#### Input data

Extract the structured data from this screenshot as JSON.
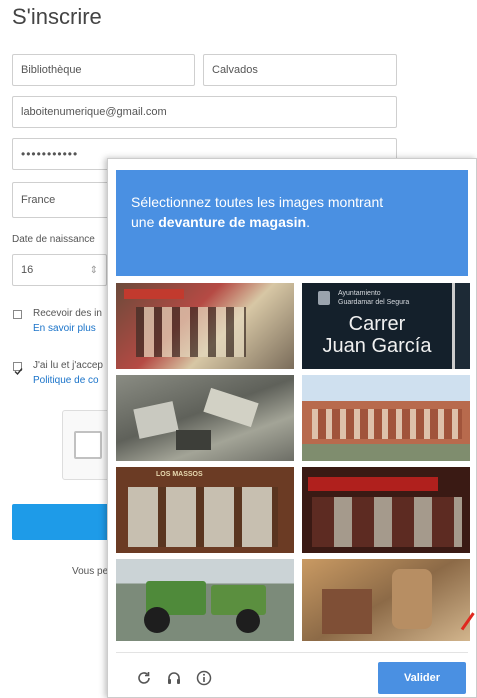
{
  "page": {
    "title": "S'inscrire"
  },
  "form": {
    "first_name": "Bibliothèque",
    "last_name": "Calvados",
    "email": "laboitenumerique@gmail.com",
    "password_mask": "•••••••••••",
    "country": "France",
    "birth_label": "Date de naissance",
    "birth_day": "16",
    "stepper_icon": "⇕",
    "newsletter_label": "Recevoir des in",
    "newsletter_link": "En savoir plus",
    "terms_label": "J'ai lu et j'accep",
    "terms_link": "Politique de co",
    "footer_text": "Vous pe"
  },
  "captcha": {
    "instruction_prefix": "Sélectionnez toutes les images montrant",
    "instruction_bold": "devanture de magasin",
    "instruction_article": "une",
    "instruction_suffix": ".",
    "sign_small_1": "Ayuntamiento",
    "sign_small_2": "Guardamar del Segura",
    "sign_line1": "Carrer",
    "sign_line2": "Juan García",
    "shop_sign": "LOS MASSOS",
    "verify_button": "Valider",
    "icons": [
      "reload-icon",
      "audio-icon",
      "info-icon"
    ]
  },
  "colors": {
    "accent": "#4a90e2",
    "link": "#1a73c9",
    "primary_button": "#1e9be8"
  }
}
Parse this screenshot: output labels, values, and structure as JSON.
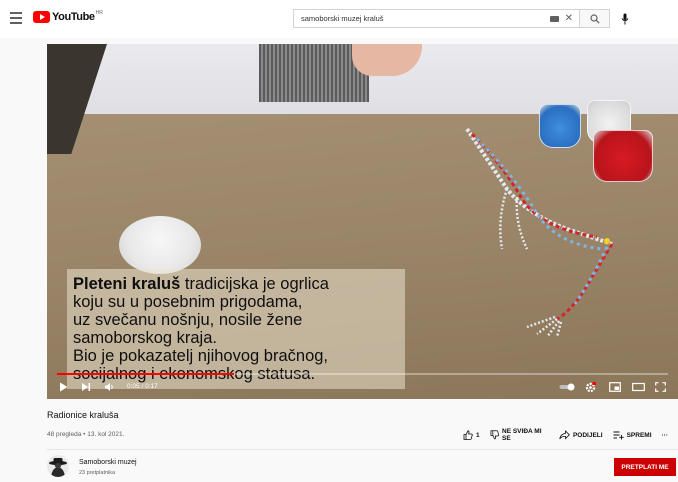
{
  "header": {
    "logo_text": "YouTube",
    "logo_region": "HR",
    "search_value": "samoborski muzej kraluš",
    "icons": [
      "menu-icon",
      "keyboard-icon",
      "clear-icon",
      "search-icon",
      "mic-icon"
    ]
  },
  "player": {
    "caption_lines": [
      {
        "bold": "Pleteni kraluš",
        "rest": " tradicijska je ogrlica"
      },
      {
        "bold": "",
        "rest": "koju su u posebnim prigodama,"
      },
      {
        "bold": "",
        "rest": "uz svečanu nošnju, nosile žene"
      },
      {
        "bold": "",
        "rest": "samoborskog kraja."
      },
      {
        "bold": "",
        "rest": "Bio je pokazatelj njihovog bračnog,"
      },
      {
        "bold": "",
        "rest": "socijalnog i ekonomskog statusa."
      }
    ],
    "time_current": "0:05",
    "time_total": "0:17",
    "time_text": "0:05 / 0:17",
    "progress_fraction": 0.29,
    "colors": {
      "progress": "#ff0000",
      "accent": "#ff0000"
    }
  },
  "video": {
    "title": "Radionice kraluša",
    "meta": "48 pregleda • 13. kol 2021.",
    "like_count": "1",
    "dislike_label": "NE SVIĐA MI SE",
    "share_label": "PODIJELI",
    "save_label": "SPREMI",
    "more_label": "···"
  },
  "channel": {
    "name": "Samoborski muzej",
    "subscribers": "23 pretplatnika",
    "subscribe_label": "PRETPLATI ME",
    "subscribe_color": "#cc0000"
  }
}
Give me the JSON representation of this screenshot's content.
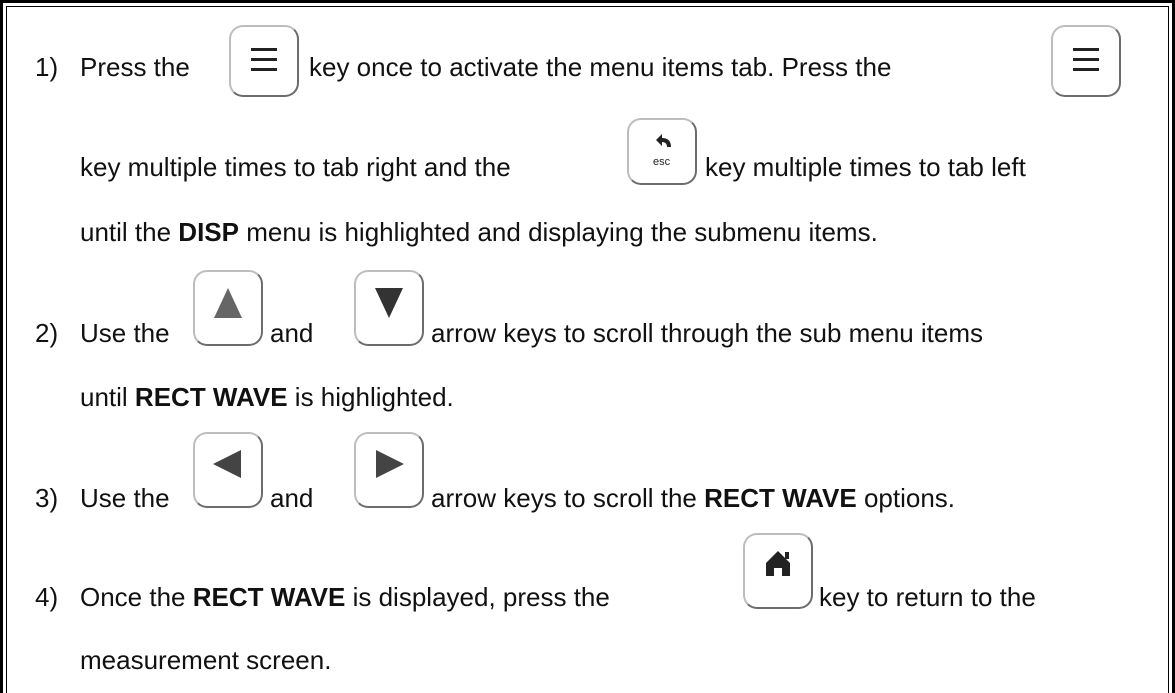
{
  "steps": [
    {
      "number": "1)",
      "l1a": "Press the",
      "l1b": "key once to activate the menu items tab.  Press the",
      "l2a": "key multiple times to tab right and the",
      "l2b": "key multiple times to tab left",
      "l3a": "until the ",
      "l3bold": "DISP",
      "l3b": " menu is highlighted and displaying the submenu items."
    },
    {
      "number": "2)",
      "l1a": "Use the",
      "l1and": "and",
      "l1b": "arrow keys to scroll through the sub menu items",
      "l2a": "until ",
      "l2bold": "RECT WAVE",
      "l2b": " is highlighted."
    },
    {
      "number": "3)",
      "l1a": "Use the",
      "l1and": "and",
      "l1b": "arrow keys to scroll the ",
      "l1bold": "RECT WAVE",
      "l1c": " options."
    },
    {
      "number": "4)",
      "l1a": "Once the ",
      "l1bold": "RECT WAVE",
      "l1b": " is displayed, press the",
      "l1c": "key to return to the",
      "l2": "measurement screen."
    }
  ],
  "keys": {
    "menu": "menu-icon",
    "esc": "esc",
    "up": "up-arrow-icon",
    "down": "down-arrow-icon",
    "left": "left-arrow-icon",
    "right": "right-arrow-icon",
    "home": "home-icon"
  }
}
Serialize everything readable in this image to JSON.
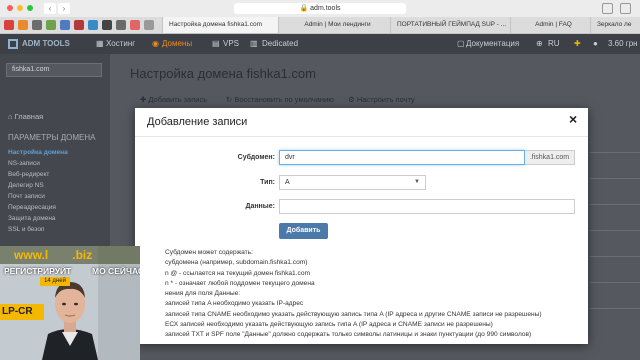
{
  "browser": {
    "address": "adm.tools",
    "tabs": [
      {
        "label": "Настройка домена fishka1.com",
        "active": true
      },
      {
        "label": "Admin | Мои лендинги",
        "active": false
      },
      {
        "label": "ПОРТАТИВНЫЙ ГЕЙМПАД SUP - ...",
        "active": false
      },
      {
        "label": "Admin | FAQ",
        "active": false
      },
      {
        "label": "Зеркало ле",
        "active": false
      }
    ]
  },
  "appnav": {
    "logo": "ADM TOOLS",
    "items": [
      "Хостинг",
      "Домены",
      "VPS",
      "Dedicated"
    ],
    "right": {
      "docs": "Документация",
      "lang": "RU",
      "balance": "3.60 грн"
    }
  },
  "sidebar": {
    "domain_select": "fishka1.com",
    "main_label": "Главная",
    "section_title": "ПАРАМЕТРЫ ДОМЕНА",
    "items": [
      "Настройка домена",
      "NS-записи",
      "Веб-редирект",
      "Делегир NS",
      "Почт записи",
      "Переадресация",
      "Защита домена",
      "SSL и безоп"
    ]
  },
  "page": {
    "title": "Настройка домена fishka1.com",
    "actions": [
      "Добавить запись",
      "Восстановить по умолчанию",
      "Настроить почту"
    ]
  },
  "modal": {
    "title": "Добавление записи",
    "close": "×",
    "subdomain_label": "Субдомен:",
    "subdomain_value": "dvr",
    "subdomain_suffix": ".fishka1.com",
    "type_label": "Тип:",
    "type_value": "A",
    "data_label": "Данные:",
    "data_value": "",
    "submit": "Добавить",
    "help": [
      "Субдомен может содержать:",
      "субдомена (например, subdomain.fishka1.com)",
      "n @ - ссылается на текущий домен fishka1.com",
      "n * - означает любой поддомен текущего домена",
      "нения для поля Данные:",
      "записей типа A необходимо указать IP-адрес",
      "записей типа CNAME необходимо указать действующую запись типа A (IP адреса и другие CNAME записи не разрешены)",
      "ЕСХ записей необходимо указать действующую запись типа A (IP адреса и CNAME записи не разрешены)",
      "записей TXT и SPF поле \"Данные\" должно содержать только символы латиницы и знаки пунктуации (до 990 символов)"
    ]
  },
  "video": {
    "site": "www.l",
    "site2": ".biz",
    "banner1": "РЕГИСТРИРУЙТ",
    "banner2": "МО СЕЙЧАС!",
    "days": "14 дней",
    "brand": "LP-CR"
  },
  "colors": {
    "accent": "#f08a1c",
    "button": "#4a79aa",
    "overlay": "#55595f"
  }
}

########

# Direction
Repeat each record exactly, with the pictures left out.

# Correct answer
Extract the structured data from this screenshot as JSON.
{
  "page": {
    "title": "S'inscrire"
  },
  "form": {
    "first_name": "Bibliothèque",
    "last_name": "Calvados",
    "email": "laboitenumerique@gmail.com",
    "password_mask": "•••••••••••",
    "country": "France",
    "birth_label": "Date de naissance",
    "birth_day": "16",
    "stepper_icon": "⇕",
    "newsletter_label": "Recevoir des in",
    "newsletter_link": "En savoir plus",
    "terms_label": "J'ai lu et j'accep",
    "terms_link": "Politique de co",
    "footer_text": "Vous pe"
  },
  "captcha": {
    "instruction_prefix": "Sélectionnez toutes les images montrant",
    "instruction_bold": "devanture de magasin",
    "instruction_article": "une",
    "instruction_suffix": ".",
    "sign_small_1": "Ayuntamiento",
    "sign_small_2": "Guardamar del Segura",
    "sign_line1": "Carrer",
    "sign_line2": "Juan García",
    "shop_sign": "LOS MASSOS",
    "verify_button": "Valider",
    "icons": [
      "reload-icon",
      "audio-icon",
      "info-icon"
    ]
  },
  "colors": {
    "accent": "#4a90e2",
    "link": "#1a73c9",
    "primary_button": "#1e9be8"
  }
}
Parse this screenshot: output labels, values, and structure as JSON.
{
  "header": {
    "logo_text": "YouTube",
    "logo_region": "HR",
    "search_value": "samoborski muzej kraluš",
    "icons": [
      "menu-icon",
      "keyboard-icon",
      "clear-icon",
      "search-icon",
      "mic-icon"
    ]
  },
  "player": {
    "caption_lines": [
      {
        "bold": "Pleteni kraluš",
        "rest": " tradicijska je ogrlica"
      },
      {
        "bold": "",
        "rest": "koju su u posebnim prigodama,"
      },
      {
        "bold": "",
        "rest": "uz svečanu nošnju, nosile žene"
      },
      {
        "bold": "",
        "rest": "samoborskog kraja."
      },
      {
        "bold": "",
        "rest": "Bio je pokazatelj njihovog bračnog,"
      },
      {
        "bold": "",
        "rest": "socijalnog i ekonomskog statusa."
      }
    ],
    "time_current": "0:05",
    "time_total": "0:17",
    "time_text": "0:05 / 0:17",
    "progress_fraction": 0.29,
    "colors": {
      "progress": "#ff0000",
      "accent": "#ff0000"
    }
  },
  "video": {
    "title": "Radionice kraluša",
    "meta": "48 pregleda • 13. kol 2021.",
    "like_count": "1",
    "dislike_label": "NE SVIĐA MI SE",
    "share_label": "PODIJELI",
    "save_label": "SPREMI",
    "more_label": "···"
  },
  "channel": {
    "name": "Samoborski muzej",
    "subscribers": "23 pretplatnika",
    "subscribe_label": "PRETPLATI ME",
    "subscribe_color": "#cc0000"
  }
}
Give me the JSON representation of this screenshot's content.
{
  "steps": [
    {
      "number": "1)",
      "l1a": "Press the",
      "l1b": "key once to activate the menu items tab.  Press the",
      "l2a": "key multiple times to tab right and the",
      "l2b": "key multiple times to tab left",
      "l3a": "until the ",
      "l3bold": "DISP",
      "l3b": " menu is highlighted and displaying the submenu items."
    },
    {
      "number": "2)",
      "l1a": "Use the",
      "l1and": "and",
      "l1b": "arrow keys to scroll through the sub menu items",
      "l2a": "until ",
      "l2bold": "RECT WAVE",
      "l2b": " is highlighted."
    },
    {
      "number": "3)",
      "l1a": "Use the",
      "l1and": "and",
      "l1b": "arrow keys to scroll the ",
      "l1bold": "RECT WAVE",
      "l1c": " options."
    },
    {
      "number": "4)",
      "l1a": "Once the ",
      "l1bold": "RECT WAVE",
      "l1b": " is displayed, press the",
      "l1c": "key to return to the",
      "l2": "measurement screen."
    }
  ],
  "keys": {
    "menu": "menu-icon",
    "esc": "esc",
    "up": "up-arrow-icon",
    "down": "down-arrow-icon",
    "left": "left-arrow-icon",
    "right": "right-arrow-icon",
    "home": "home-icon"
  }
}
Serialize everything readable in this image to JSON.
{
  "browser": {
    "address": "adm.tools",
    "tabs": [
      {
        "label": "Настройка домена fishka1.com",
        "active": true
      },
      {
        "label": "Admin | Мои лендинги",
        "active": false
      },
      {
        "label": "ПОРТАТИВНЫЙ ГЕЙМПАД SUP - ...",
        "active": false
      },
      {
        "label": "Admin | FAQ",
        "active": false
      },
      {
        "label": "Зеркало ле",
        "active": false
      }
    ]
  },
  "appnav": {
    "logo": "ADM TOOLS",
    "items": [
      "Хостинг",
      "Домены",
      "VPS",
      "Dedicated"
    ],
    "right": {
      "docs": "Документация",
      "lang": "RU",
      "balance": "3.60 грн"
    }
  },
  "sidebar": {
    "domain_select": "fishka1.com",
    "main_label": "Главная",
    "section_title": "ПАРАМЕТРЫ ДОМЕНА",
    "items": [
      "Настройка домена",
      "NS-записи",
      "Веб-редирект",
      "Делегир NS",
      "Почт записи",
      "Переадресация",
      "Защита домена",
      "SSL и безоп"
    ]
  },
  "page": {
    "title": "Настройка домена fishka1.com",
    "actions": [
      "Добавить запись",
      "Восстановить по умолчанию",
      "Настроить почту"
    ]
  },
  "modal": {
    "title": "Добавление записи",
    "close": "×",
    "subdomain_label": "Субдомен:",
    "subdomain_value": "dvr",
    "subdomain_suffix": ".fishka1.com",
    "type_label": "Тип:",
    "type_value": "A",
    "data_label": "Данные:",
    "data_value": "",
    "submit": "Добавить",
    "help": [
      "Субдомен может содержать:",
      "субдомена (например, subdomain.fishka1.com)",
      "n @ - ссылается на текущий домен fishka1.com",
      "n * - означает любой поддомен текущего домена",
      "нения для поля Данные:",
      "записей типа A необходимо указать IP-адрес",
      "записей типа CNAME необходимо указать действующую запись типа A (IP адреса и другие CNAME записи не разрешены)",
      "ЕСХ записей необходимо указать действующую запись типа A (IP адреса и CNAME записи не разрешены)",
      "записей TXT и SPF поле \"Данные\" должно содержать только символы латиницы и знаки пунктуации (до 990 символов)"
    ]
  },
  "video": {
    "site": "www.l",
    "site2": ".biz",
    "banner1": "РЕГИСТРИРУЙТ",
    "banner2": "МО СЕЙЧАС!",
    "days": "14 дней",
    "brand": "LP-CR"
  },
  "colors": {
    "accent": "#f08a1c",
    "button": "#4a79aa",
    "overlay": "#55595f"
  }
}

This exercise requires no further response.